▸ **Task requirements**
Make an exact copy of the records, with the images left out.

▸ **Material provided**
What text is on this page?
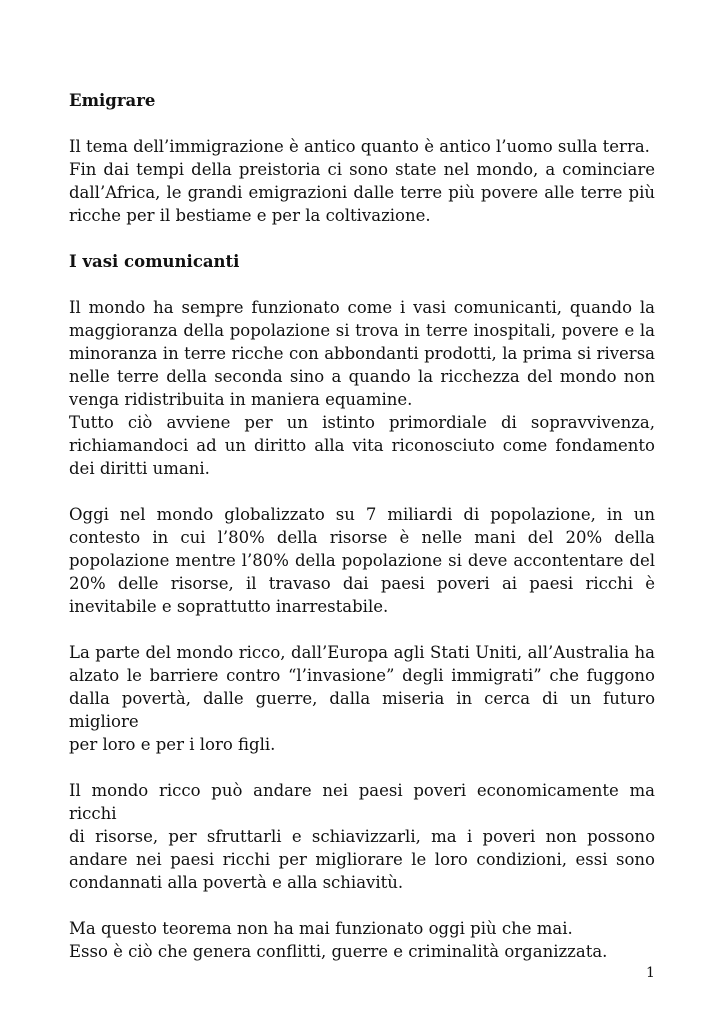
Emigrare
Il tema dell’immigrazione è antico quanto è antico l’uomo sulla terra.
Fin dai tempi della preistoria ci sono state nel mondo, a cominciare
dall’Africa, le grandi emigrazioni dalle terre più povere alle terre più
ricche per il bestiame e per la coltivazione.
I vasi comunicanti
Il mondo ha sempre funzionato come i vasi comunicanti, quando la
maggioranza della popolazione si trova in terre inospitali, povere e la
minoranza in terre ricche con abbondanti prodotti, la prima si riversa
nelle terre della seconda sino a quando la ricchezza del mondo non
venga ridistribuita in maniera equamine.
Tutto ciò avviene per un istinto primordiale di sopravvivenza,
richiamandoci ad un diritto alla vita riconosciuto come fondamento
dei diritti umani.
Oggi nel mondo globalizzato su 7 miliardi di popolazione, in un
contesto in cui l’80% della risorse è nelle mani del 20% della
popolazione mentre l’80% della popolazione si deve accontentare del
20% delle risorse, il travaso dai paesi poveri ai paesi ricchi è
inevitabile e soprattutto inarrestabile.
La parte del mondo ricco, dall’Europa agli Stati Uniti, all’Australia ha
alzato le barriere contro “l’invasione” degli immigrati” che fuggono
dalla povertà, dalle guerre, dalla miseria in cerca di un futuro migliore
per loro e per i loro figli.
Il mondo ricco può andare nei paesi poveri economicamente ma ricchi
di risorse, per sfruttarli e schiavizzarli, ma i poveri non possono
andare nei paesi ricchi per migliorare le loro condizioni, essi sono
condannati alla povertà e alla schiavitù.
Ma questo teorema non ha mai funzionato oggi più che mai.
Esso è ciò che genera conflitti, guerre e criminalità organizzata.
1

▸ **Exercise solution**
What text is on this page?
Emigrare
Il tema dell’immigrazione è antico quanto è antico l’uomo sulla terra.
Fin dai tempi della preistoria ci sono state nel mondo, a cominciare
dall’Africa, le grandi emigrazioni dalle terre più povere alle terre più
ricche per il bestiame e per la coltivazione.
I vasi comunicanti
Il mondo ha sempre funzionato come i vasi comunicanti, quando la
maggioranza della popolazione si trova in terre inospitali, povere e la
minoranza in terre ricche con abbondanti prodotti, la prima si riversa
nelle terre della seconda sino a quando la ricchezza del mondo non
venga ridistribuita in maniera equamine.
Tutto ciò avviene per un istinto primordiale di sopravvivenza,
richiamandoci ad un diritto alla vita riconosciuto come fondamento
dei diritti umani.
Oggi nel mondo globalizzato su 7 miliardi di popolazione, in un
contesto in cui l’80% della risorse è nelle mani del 20% della
popolazione mentre l’80% della popolazione si deve accontentare del
20% delle risorse, il travaso dai paesi poveri ai paesi ricchi è
inevitabile e soprattutto inarrestabile.
La parte del mondo ricco, dall’Europa agli Stati Uniti, all’Australia ha
alzato le barriere contro “l’invasione” degli immigrati” che fuggono
dalla povertà, dalle guerre, dalla miseria in cerca di un futuro migliore
per loro e per i loro figli.
Il mondo ricco può andare nei paesi poveri economicamente ma ricchi
di risorse, per sfruttarli e schiavizzarli, ma i poveri non possono
andare nei paesi ricchi per migliorare le loro condizioni, essi sono
condannati alla povertà e alla schiavitù.
Ma questo teorema non ha mai funzionato oggi più che mai.
Esso è ciò che genera conflitti, guerre e criminalità organizzata.
1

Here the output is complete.